---------- DATA IN THIS EXERCISE
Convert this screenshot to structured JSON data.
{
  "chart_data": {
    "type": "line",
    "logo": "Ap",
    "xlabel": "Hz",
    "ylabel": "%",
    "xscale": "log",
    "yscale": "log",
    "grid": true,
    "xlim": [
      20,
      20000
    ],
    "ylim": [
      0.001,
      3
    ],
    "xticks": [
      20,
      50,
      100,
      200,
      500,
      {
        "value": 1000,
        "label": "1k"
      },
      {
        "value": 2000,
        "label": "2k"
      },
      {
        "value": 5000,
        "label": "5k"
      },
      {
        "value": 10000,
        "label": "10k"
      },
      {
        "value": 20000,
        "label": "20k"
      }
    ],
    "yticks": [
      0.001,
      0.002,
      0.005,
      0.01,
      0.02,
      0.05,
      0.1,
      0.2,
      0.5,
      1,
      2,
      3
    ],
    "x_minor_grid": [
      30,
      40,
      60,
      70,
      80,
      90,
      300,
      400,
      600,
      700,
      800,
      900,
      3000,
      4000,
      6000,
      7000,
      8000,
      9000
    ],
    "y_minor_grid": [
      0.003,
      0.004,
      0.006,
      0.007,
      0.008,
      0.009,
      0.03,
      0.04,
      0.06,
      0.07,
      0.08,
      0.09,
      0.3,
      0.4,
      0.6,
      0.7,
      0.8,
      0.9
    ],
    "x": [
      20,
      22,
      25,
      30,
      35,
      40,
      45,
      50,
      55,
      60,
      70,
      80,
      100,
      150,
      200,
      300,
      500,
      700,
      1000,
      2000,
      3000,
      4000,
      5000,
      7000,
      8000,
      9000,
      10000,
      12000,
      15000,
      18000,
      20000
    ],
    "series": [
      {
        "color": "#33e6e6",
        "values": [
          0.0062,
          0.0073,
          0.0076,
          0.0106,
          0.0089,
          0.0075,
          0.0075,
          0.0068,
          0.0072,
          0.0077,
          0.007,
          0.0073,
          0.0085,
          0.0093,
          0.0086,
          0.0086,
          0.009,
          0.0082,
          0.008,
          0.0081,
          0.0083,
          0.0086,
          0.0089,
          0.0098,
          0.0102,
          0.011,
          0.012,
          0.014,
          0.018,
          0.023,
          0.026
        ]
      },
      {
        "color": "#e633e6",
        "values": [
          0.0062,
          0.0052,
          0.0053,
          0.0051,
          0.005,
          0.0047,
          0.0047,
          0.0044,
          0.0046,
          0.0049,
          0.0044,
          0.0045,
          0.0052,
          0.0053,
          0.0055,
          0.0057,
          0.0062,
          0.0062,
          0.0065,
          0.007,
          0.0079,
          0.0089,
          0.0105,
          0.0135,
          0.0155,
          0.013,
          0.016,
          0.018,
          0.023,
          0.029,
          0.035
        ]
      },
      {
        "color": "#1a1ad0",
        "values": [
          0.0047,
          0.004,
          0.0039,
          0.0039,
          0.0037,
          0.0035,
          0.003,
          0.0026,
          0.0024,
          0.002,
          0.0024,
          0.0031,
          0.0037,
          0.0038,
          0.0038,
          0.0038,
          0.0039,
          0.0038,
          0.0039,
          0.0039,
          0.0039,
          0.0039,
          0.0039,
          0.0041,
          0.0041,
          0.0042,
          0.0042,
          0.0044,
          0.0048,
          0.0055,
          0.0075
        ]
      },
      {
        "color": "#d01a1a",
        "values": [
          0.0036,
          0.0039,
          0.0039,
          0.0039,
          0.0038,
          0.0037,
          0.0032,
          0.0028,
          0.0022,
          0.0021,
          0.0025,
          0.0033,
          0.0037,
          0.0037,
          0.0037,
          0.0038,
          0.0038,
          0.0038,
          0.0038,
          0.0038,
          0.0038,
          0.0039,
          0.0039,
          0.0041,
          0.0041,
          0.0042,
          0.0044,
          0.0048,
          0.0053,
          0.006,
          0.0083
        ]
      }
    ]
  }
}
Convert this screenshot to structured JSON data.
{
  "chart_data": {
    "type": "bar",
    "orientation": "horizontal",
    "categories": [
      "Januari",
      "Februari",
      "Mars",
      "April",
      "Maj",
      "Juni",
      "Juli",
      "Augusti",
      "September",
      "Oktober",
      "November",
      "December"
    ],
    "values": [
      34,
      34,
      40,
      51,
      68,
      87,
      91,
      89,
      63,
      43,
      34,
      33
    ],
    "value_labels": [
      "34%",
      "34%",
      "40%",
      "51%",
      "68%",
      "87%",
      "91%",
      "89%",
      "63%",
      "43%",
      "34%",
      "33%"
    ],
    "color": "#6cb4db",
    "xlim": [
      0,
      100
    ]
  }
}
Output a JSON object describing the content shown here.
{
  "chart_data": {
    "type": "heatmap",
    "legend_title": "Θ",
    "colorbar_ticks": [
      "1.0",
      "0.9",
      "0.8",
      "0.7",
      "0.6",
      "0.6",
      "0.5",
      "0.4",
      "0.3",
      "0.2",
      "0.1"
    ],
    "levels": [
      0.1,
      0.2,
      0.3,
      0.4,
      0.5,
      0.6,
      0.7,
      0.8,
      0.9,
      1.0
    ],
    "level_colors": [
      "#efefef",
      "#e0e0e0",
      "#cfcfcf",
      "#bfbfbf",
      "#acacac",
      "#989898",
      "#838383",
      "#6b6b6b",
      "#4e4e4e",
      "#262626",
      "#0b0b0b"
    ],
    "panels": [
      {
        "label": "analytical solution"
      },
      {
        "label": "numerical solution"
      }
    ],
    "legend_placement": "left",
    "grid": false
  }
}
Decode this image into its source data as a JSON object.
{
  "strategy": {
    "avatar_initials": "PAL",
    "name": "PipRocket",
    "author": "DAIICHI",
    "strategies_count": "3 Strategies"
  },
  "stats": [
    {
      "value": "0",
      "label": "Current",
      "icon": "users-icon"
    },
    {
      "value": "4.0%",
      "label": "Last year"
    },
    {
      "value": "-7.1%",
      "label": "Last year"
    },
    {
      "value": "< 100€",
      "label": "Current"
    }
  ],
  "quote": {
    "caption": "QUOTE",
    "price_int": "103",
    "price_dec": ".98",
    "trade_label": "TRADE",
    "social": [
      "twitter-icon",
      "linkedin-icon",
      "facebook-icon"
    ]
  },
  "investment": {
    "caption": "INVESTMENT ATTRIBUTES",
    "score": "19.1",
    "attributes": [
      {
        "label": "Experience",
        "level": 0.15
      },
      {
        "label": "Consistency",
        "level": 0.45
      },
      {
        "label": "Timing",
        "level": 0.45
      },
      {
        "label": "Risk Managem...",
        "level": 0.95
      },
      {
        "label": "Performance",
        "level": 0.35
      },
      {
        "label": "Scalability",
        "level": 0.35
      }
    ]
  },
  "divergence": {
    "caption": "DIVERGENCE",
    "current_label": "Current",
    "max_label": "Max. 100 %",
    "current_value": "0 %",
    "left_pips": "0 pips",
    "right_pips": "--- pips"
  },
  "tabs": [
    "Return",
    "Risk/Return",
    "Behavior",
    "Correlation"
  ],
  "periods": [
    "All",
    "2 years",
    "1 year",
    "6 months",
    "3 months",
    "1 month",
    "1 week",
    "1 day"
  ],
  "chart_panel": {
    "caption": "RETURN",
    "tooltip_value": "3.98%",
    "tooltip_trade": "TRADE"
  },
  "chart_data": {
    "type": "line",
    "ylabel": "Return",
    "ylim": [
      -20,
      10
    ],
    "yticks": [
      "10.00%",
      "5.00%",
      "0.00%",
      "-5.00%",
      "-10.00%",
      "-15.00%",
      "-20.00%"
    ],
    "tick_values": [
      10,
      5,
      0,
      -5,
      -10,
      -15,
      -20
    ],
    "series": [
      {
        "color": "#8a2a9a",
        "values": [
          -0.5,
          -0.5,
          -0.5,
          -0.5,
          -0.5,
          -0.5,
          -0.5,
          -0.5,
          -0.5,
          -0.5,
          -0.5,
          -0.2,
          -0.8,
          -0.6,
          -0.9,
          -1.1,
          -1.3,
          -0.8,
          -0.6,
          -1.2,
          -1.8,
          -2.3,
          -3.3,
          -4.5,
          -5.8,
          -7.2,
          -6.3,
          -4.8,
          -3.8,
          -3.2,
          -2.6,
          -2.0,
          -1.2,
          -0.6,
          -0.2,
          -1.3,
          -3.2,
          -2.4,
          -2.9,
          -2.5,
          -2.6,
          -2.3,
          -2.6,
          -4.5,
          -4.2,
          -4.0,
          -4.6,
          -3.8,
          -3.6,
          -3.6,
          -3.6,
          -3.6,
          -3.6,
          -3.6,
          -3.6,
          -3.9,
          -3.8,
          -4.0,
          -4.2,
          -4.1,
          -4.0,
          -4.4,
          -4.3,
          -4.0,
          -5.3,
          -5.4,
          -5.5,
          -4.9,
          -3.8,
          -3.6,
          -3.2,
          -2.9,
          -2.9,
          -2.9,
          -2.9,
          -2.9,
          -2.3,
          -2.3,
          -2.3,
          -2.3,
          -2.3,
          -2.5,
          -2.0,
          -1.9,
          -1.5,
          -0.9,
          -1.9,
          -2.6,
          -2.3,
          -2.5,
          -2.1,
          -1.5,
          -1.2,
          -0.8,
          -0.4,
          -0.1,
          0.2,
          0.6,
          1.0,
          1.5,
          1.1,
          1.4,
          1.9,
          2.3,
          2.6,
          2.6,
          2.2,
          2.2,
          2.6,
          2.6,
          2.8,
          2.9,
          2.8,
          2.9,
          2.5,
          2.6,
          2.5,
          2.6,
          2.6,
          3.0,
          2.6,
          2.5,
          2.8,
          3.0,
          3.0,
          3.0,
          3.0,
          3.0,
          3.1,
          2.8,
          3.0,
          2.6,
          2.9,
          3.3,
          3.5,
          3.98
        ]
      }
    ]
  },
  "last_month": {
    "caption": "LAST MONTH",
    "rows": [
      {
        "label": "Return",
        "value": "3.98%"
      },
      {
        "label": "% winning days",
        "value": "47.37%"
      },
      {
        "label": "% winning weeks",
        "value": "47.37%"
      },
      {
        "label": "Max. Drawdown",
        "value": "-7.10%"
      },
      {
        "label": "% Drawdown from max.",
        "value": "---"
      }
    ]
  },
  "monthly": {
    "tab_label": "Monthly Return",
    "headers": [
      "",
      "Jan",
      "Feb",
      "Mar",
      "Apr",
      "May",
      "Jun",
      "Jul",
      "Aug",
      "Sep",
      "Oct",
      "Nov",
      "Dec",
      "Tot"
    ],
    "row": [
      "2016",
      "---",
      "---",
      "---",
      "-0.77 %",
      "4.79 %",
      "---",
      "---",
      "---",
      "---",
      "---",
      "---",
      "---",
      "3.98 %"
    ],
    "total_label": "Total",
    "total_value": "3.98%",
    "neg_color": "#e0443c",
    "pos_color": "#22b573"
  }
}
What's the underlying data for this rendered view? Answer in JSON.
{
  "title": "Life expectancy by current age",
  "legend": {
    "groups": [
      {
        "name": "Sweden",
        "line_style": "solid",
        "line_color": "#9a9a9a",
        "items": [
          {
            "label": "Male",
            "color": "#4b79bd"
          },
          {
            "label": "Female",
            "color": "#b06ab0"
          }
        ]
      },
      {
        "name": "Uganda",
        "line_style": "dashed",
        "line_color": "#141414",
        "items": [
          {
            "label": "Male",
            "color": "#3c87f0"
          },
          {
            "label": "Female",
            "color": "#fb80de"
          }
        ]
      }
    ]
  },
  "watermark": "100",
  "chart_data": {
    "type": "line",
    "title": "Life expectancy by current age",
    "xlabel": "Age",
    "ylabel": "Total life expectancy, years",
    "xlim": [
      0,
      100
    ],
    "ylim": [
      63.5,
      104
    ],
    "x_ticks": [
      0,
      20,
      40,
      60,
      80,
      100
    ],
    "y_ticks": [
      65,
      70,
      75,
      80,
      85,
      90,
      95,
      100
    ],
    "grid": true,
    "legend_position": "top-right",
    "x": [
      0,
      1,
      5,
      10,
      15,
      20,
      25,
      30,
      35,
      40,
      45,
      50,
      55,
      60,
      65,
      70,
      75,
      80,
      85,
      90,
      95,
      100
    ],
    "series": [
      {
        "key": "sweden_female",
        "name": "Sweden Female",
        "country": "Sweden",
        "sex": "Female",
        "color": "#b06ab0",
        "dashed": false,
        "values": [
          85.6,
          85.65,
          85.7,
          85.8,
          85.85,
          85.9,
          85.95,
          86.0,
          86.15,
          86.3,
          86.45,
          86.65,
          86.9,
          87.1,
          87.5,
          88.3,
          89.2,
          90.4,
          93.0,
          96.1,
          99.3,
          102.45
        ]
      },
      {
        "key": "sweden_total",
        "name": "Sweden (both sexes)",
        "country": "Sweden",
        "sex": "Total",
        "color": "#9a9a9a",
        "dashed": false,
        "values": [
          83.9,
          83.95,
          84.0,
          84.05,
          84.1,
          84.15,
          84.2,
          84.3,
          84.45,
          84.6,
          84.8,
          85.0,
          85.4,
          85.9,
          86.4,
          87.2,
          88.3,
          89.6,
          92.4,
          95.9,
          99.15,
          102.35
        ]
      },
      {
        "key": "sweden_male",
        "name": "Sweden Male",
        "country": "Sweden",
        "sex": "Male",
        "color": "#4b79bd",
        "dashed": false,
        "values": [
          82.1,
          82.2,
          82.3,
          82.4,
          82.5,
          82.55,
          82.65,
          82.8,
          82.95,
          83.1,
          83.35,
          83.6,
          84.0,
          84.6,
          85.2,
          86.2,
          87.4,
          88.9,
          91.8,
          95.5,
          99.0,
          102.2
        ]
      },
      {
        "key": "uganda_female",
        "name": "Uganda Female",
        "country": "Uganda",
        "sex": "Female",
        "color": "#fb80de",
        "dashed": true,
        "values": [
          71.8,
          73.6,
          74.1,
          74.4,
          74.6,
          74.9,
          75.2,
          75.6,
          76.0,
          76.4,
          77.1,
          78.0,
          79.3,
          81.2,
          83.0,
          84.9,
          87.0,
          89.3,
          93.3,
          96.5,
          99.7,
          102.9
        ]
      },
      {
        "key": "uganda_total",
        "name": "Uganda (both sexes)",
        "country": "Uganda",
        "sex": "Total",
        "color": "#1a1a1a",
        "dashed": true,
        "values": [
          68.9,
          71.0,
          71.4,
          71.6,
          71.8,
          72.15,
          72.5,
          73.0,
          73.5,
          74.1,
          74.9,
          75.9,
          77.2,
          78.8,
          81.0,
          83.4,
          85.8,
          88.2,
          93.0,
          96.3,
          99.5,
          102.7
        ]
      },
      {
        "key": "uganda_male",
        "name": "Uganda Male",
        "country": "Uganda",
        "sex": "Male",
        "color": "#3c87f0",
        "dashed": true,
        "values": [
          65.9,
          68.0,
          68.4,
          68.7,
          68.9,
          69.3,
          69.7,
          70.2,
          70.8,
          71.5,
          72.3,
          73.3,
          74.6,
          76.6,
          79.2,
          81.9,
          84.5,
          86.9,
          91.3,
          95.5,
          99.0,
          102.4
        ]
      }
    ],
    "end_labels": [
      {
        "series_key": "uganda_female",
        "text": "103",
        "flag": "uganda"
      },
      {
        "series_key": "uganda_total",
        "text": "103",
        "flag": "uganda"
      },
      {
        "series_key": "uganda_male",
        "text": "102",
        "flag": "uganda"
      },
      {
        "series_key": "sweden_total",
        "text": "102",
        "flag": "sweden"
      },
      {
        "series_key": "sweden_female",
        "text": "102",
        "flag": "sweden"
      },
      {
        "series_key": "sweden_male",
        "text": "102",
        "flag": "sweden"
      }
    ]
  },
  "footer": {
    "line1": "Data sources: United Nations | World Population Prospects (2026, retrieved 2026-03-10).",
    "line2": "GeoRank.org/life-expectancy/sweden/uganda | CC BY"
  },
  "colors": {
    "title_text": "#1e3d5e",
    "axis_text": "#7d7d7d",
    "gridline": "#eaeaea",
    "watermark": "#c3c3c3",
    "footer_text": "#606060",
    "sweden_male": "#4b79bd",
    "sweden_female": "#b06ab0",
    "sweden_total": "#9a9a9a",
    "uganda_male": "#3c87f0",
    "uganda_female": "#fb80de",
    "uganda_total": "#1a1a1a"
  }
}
--------------------
WRITTEN REQUEST =
How many of the lines above include the word "name"? Respond with the number alone.

ANSWER IN FULL =
9